# START OF Input records

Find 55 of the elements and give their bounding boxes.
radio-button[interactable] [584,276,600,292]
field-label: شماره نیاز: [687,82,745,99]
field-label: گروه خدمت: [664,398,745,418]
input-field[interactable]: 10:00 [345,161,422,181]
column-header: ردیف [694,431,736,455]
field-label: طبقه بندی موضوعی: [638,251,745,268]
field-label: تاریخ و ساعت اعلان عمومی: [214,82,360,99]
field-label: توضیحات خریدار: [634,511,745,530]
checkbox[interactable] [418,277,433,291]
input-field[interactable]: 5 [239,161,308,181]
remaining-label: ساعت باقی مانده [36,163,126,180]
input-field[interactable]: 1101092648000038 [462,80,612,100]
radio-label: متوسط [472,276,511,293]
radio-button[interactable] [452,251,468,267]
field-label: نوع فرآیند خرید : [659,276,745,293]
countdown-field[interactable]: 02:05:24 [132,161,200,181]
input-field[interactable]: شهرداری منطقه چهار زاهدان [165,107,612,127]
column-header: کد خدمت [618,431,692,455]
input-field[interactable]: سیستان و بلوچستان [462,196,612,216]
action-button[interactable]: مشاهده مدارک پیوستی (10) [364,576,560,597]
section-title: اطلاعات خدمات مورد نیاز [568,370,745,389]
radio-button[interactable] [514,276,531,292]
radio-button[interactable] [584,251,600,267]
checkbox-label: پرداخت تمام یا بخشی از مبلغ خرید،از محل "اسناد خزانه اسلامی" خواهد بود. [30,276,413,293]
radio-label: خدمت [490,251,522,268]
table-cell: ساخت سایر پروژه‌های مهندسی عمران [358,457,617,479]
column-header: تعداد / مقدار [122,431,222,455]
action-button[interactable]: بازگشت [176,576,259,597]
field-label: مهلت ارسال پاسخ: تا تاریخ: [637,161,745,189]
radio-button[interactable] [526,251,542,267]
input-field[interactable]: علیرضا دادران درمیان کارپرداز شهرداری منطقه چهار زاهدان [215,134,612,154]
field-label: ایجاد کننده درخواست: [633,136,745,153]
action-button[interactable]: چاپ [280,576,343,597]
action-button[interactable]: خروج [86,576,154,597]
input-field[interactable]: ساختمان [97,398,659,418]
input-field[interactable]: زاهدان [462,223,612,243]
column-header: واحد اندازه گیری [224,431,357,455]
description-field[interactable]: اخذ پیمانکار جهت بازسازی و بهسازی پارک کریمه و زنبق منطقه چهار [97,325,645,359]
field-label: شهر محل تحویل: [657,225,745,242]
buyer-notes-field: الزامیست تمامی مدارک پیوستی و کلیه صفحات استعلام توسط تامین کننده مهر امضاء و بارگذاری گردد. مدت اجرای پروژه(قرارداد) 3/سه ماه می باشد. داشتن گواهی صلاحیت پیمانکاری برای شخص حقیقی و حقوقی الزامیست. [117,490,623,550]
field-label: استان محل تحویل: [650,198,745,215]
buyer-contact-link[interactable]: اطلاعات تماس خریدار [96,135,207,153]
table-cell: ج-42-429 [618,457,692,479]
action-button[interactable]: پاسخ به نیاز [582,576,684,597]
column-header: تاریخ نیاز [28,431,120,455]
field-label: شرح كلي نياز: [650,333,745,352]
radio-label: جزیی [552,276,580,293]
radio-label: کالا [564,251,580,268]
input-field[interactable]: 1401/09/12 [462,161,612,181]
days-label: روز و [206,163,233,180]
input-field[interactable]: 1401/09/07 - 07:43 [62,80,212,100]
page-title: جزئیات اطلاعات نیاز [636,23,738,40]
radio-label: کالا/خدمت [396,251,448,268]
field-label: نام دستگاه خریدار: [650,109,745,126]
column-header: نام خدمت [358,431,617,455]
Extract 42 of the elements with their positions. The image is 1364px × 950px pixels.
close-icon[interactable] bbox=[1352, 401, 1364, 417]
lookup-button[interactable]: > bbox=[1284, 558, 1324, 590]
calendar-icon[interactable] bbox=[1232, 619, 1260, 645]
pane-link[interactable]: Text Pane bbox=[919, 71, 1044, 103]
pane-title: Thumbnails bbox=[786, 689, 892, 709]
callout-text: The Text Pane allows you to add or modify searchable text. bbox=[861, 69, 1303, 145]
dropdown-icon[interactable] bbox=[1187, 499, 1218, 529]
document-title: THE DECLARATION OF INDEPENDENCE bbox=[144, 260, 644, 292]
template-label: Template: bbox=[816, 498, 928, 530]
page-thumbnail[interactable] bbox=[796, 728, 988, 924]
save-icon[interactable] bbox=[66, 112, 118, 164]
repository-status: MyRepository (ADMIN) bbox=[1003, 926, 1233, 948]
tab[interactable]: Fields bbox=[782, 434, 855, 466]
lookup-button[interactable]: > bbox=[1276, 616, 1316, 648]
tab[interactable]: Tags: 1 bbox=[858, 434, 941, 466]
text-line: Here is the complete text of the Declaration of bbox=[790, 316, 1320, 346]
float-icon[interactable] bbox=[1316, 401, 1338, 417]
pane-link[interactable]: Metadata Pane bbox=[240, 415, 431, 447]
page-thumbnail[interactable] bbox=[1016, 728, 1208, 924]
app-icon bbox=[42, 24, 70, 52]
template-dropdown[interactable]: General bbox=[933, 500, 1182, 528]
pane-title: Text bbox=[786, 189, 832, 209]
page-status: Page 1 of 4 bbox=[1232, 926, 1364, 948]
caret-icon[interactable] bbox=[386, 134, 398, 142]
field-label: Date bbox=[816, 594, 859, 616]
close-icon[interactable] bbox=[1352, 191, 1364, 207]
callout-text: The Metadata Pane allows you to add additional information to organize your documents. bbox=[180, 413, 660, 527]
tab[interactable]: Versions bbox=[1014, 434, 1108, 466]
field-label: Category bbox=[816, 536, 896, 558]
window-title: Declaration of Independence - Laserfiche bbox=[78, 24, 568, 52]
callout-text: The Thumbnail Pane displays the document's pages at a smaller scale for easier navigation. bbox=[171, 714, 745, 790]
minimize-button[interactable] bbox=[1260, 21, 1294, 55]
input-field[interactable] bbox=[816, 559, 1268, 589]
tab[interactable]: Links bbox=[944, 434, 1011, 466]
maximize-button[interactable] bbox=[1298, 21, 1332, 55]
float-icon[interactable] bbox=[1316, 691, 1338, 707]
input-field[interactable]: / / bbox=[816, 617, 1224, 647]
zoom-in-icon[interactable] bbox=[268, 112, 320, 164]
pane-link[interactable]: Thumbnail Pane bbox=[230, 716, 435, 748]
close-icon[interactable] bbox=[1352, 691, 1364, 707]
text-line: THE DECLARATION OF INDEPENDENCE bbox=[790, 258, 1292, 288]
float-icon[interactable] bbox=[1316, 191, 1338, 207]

# END OF Input records

> [Problem requirements]: Update the material from its first line through the line containing "radio-button[interactable] [452,251,468,267]" by changing every "input-field" to "text-box". Keep everything else the same.

> [Answer]:
Find 55 of the elements and give their bounding boxes.
radio-button[interactable] [584,276,600,292]
field-label: شماره نیاز: [687,82,745,99]
field-label: گروه خدمت: [664,398,745,418]
text-box[interactable]: 10:00 [345,161,422,181]
column-header: ردیف [694,431,736,455]
field-label: طبقه بندی موضوعی: [638,251,745,268]
field-label: تاریخ و ساعت اعلان عمومی: [214,82,360,99]
field-label: توضیحات خریدار: [634,511,745,530]
checkbox[interactable] [418,277,433,291]
text-box[interactable]: 5 [239,161,308,181]
remaining-label: ساعت باقی مانده [36,163,126,180]
text-box[interactable]: 1101092648000038 [462,80,612,100]
radio-label: متوسط [472,276,511,293]
radio-button[interactable] [452,251,468,267]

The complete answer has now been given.